**DATASET ENTRIES**:
-------

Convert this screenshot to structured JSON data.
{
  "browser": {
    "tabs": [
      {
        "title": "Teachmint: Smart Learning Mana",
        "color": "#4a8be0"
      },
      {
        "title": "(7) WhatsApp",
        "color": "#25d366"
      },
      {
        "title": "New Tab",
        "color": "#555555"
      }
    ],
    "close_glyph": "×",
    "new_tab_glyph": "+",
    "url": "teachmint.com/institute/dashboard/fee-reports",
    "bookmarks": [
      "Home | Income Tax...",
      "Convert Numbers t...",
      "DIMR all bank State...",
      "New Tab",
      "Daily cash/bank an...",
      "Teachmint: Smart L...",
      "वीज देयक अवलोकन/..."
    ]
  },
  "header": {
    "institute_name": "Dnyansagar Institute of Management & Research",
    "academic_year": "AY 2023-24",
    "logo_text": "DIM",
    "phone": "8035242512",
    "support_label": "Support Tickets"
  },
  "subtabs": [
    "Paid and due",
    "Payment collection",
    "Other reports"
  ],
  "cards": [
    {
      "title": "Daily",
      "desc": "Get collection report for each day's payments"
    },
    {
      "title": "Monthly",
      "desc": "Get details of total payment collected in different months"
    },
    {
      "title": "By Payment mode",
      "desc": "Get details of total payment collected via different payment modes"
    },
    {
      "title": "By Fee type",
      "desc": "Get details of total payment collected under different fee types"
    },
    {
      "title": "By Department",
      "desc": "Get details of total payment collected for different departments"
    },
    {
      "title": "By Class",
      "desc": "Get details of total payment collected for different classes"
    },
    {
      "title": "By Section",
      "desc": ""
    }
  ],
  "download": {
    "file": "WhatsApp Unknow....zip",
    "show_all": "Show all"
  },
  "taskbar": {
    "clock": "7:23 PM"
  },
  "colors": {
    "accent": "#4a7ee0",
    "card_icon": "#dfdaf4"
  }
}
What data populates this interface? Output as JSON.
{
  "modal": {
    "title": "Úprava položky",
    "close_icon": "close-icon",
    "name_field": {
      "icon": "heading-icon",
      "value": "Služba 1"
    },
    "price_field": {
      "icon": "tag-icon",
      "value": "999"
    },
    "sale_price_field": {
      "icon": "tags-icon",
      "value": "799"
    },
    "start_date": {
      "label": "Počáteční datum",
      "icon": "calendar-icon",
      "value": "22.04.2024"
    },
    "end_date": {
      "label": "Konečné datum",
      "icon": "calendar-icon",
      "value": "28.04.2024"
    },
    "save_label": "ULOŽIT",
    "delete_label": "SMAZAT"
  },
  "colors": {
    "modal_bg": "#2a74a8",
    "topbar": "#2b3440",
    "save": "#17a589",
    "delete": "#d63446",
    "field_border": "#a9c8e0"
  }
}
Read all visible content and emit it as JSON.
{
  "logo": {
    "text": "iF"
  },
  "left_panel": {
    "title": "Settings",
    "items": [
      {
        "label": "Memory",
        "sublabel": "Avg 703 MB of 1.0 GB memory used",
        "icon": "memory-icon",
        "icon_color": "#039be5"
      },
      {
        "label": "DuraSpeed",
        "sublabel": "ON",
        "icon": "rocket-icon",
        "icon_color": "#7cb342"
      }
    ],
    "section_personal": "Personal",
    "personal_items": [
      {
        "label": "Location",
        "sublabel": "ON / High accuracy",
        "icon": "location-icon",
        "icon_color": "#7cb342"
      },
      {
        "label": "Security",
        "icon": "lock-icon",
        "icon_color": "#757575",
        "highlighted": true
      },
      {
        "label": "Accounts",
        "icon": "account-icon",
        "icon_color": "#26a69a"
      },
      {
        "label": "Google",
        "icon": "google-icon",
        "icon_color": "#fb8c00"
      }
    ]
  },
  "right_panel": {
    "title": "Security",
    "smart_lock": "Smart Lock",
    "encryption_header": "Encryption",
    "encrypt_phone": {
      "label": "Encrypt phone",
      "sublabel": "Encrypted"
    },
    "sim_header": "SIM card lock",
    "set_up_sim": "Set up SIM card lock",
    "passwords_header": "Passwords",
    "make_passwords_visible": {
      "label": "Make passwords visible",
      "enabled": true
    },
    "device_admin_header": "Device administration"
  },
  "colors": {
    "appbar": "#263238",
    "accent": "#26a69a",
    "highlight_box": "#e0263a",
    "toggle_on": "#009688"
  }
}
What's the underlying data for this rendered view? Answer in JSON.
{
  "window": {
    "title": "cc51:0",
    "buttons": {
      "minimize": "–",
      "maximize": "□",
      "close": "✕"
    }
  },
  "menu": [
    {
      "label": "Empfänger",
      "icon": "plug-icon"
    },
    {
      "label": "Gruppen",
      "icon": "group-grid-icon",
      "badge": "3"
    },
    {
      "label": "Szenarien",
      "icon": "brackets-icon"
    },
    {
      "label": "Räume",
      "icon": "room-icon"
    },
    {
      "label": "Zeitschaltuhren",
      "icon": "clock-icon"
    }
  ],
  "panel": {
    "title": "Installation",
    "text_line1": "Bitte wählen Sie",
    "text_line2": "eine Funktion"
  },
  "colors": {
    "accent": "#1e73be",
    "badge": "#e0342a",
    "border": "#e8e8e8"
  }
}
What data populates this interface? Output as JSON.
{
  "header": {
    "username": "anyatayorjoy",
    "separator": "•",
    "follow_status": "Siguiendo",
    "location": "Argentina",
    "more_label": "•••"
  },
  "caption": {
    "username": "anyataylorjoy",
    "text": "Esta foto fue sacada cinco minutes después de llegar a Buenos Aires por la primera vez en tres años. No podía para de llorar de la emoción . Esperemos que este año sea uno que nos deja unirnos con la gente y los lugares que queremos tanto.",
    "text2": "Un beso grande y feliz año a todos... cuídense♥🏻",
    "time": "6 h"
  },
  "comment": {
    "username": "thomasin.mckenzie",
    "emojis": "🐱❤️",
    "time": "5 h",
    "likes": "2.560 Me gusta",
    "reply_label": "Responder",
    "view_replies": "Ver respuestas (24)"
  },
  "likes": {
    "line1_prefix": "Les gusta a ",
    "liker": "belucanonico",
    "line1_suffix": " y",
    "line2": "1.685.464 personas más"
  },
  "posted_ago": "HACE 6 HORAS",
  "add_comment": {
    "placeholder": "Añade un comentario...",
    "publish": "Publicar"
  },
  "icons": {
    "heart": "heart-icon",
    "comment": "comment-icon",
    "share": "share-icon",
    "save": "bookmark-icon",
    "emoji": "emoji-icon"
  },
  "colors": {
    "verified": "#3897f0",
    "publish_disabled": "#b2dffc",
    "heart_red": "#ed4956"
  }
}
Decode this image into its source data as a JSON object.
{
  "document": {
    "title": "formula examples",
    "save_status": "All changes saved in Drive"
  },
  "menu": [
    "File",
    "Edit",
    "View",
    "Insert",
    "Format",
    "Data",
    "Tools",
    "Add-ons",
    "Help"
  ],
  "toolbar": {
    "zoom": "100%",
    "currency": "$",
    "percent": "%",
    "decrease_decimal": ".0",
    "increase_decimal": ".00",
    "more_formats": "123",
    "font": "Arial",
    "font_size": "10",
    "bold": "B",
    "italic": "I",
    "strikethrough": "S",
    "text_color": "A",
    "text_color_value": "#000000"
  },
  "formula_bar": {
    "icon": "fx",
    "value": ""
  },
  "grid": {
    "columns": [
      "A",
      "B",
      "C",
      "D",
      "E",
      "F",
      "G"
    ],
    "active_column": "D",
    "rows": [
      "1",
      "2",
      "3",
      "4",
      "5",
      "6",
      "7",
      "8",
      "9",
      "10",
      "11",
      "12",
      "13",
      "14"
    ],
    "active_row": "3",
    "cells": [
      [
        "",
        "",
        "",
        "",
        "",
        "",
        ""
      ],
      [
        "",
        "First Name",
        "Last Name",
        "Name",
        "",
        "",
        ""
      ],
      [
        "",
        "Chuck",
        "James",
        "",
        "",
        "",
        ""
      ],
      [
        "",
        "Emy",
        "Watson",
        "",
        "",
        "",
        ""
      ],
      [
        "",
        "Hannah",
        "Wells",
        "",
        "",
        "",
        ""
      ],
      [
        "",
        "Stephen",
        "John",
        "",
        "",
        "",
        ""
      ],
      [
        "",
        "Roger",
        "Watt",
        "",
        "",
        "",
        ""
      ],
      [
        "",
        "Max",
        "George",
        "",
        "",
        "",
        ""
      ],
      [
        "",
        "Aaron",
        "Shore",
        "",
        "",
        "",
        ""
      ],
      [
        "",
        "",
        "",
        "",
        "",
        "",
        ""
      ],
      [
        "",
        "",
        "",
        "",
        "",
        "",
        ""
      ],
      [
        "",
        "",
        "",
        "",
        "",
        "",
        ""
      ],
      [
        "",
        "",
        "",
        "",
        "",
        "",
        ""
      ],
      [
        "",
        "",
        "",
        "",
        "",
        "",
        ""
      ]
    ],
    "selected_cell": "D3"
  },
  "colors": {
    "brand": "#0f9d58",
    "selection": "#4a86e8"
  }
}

-------

Out of the preceding entries, pull every line containing the string "gusta".

    "likes": "2.560 Me gusta",
    "line1_prefix": "Les gusta a ",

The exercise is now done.